[Dataset rows]:
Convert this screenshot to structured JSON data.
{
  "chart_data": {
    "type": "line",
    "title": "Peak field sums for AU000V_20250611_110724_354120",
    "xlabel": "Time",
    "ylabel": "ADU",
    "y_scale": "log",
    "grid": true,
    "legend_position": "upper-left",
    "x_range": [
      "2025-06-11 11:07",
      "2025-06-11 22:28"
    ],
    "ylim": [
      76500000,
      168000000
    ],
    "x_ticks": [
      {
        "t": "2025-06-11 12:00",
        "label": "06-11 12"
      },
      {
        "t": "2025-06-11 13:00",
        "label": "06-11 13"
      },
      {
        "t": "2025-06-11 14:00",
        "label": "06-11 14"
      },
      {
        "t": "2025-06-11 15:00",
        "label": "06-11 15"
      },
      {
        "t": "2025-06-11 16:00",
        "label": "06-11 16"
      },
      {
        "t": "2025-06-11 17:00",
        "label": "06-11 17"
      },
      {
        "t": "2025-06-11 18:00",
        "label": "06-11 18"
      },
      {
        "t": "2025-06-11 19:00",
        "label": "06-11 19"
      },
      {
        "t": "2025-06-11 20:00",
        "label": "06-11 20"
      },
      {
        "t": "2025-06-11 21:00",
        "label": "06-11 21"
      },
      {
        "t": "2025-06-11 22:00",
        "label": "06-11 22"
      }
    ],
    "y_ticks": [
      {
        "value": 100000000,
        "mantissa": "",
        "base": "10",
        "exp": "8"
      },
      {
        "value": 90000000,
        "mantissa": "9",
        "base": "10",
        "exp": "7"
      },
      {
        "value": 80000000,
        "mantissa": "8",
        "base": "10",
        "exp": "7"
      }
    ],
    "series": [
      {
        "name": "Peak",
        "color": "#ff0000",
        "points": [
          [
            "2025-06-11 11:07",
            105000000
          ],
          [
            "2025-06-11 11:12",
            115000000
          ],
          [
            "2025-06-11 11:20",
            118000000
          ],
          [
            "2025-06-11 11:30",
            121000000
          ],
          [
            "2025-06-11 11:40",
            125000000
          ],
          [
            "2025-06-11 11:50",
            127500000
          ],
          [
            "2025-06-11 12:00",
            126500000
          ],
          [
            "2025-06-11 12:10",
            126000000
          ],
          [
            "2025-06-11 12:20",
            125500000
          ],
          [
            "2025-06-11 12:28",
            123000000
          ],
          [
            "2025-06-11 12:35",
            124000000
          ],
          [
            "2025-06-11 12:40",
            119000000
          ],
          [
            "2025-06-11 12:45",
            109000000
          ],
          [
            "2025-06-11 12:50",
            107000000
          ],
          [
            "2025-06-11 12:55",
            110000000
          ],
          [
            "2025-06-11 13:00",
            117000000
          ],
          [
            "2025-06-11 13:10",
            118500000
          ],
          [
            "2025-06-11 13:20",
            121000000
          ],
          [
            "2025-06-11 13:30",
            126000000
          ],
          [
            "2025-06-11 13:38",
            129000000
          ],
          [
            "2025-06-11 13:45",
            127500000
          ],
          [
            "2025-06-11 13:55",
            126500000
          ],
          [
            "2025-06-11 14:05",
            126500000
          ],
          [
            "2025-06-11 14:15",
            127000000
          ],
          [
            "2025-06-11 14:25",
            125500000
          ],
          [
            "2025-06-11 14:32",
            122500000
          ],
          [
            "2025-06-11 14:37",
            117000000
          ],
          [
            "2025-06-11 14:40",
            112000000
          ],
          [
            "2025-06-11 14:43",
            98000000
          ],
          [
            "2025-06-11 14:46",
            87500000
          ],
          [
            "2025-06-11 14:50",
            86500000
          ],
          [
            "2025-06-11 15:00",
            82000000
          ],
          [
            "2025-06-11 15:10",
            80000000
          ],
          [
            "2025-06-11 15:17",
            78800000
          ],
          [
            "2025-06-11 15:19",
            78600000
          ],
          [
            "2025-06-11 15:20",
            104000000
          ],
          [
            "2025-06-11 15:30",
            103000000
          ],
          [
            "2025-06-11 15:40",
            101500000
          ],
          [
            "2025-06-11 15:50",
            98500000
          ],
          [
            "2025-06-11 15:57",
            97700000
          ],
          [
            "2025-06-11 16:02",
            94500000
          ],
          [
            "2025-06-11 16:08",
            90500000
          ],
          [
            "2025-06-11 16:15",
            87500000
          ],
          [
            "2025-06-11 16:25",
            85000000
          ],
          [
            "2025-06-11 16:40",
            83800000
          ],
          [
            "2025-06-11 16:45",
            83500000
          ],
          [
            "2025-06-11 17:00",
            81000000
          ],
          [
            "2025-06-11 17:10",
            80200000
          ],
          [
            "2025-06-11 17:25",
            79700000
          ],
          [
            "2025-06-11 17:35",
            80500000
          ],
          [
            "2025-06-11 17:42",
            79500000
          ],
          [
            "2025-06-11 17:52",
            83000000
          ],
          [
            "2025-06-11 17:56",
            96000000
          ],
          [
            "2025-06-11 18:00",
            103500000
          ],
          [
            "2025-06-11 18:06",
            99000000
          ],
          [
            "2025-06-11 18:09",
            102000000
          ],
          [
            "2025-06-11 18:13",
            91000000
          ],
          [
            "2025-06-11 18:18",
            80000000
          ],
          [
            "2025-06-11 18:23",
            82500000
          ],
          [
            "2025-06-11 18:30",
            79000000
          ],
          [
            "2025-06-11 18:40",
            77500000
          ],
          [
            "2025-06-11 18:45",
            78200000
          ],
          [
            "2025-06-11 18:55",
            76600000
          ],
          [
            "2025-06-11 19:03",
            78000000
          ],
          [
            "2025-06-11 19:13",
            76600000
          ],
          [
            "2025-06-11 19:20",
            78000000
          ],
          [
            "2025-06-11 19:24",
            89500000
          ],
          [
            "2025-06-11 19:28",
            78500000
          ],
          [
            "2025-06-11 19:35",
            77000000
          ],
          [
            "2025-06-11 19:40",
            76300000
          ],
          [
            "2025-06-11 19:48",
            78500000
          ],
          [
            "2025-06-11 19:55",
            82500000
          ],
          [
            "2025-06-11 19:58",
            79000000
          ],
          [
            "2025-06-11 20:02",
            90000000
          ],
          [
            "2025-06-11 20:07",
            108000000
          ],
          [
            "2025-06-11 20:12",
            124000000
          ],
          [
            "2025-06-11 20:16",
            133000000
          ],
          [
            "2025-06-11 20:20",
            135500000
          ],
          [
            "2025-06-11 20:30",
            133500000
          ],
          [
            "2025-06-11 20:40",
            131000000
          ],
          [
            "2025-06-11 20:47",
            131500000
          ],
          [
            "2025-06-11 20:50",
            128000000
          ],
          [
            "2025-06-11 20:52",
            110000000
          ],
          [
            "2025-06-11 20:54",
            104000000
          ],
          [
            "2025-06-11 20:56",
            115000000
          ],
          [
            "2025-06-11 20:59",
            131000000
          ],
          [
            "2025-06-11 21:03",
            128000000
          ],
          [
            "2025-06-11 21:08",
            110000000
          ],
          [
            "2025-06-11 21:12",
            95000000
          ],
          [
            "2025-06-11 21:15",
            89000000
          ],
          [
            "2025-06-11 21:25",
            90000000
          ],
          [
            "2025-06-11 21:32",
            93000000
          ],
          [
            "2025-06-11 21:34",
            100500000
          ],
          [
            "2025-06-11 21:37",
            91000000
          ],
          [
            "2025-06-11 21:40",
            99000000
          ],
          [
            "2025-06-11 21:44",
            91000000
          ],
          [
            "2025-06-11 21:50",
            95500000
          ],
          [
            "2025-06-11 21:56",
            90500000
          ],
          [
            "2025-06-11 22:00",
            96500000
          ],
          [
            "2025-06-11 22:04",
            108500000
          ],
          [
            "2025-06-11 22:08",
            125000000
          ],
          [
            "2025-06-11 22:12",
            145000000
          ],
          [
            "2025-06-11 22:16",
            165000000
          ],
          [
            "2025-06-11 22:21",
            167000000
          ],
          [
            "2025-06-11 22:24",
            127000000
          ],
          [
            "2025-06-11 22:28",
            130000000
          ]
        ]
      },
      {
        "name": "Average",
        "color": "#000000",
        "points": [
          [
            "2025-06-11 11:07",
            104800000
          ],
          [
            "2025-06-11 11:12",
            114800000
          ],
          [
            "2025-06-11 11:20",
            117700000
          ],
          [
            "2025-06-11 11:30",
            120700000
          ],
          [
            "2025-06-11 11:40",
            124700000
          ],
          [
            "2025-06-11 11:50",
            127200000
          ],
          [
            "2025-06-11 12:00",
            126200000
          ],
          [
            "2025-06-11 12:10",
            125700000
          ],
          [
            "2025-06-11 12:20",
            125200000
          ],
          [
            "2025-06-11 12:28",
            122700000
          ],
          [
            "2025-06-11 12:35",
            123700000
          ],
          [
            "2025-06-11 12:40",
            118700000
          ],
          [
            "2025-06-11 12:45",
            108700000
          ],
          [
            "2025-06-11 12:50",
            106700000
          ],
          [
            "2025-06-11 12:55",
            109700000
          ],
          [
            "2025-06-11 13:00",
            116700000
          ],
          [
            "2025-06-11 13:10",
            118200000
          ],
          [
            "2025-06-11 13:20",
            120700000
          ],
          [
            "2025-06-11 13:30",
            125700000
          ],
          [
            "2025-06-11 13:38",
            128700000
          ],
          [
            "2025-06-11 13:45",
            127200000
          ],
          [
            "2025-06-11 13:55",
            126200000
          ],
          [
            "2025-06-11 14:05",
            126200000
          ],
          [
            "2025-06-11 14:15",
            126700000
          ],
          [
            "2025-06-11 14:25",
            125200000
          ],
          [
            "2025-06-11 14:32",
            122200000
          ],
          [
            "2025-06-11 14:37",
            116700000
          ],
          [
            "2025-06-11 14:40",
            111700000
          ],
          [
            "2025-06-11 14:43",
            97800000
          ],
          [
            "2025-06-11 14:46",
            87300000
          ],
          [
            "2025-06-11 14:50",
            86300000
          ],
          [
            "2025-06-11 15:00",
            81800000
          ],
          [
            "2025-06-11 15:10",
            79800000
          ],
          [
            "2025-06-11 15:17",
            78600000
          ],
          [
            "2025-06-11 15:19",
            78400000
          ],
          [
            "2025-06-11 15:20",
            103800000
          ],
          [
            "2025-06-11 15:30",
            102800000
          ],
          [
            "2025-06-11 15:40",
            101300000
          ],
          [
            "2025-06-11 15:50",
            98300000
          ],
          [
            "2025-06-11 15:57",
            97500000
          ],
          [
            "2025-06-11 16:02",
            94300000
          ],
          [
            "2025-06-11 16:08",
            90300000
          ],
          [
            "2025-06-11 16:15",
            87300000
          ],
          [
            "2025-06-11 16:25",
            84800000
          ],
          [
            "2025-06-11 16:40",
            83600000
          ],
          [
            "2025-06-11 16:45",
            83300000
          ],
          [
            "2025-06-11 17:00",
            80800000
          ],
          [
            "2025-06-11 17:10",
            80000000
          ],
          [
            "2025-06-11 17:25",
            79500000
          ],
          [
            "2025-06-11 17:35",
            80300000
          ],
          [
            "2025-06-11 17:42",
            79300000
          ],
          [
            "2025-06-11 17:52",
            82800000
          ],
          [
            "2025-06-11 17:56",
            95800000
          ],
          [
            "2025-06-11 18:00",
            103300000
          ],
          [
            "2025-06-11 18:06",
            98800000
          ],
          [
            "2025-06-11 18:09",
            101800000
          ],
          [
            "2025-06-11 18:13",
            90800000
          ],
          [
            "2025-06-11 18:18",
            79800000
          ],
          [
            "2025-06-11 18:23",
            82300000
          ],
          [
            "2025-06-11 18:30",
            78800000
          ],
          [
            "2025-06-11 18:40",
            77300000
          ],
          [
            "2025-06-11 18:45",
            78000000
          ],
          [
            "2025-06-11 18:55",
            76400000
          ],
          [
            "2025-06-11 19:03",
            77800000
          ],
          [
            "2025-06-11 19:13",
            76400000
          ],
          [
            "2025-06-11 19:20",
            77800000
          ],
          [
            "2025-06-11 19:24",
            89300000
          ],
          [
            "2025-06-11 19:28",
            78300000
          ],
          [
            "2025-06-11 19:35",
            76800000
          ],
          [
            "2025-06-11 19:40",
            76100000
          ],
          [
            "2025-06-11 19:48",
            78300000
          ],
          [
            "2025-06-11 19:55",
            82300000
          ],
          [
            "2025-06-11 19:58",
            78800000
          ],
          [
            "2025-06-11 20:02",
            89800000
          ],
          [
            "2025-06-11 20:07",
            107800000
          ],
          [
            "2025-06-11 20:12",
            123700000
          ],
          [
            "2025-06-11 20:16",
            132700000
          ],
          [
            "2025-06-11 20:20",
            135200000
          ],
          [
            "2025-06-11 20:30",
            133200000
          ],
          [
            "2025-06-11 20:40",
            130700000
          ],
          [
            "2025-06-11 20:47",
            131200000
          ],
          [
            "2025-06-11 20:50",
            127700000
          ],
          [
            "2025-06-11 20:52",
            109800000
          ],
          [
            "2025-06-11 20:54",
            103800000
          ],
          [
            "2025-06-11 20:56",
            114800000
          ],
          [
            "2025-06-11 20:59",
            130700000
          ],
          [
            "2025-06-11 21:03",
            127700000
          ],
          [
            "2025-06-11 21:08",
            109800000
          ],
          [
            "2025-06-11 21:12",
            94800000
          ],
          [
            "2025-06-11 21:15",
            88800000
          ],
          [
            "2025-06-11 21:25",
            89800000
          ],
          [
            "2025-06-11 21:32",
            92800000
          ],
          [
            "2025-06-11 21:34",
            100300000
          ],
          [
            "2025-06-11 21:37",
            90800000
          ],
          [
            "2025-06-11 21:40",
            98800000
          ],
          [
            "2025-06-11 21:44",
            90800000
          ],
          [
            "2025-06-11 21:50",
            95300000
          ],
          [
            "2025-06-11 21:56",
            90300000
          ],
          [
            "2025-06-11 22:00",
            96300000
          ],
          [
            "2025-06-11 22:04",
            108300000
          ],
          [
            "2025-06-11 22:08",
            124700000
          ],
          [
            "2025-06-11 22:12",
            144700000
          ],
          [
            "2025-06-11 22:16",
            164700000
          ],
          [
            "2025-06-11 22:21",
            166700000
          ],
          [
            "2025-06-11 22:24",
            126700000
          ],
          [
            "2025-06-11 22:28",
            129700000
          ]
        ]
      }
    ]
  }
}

[Set exercise]: From the listing above, collect each line in which the string "Peak" appears.

[Answer to the problem]:
    "title": "Peak field sums for AU000V_20250611_110724_354120",
        "name": "Peak",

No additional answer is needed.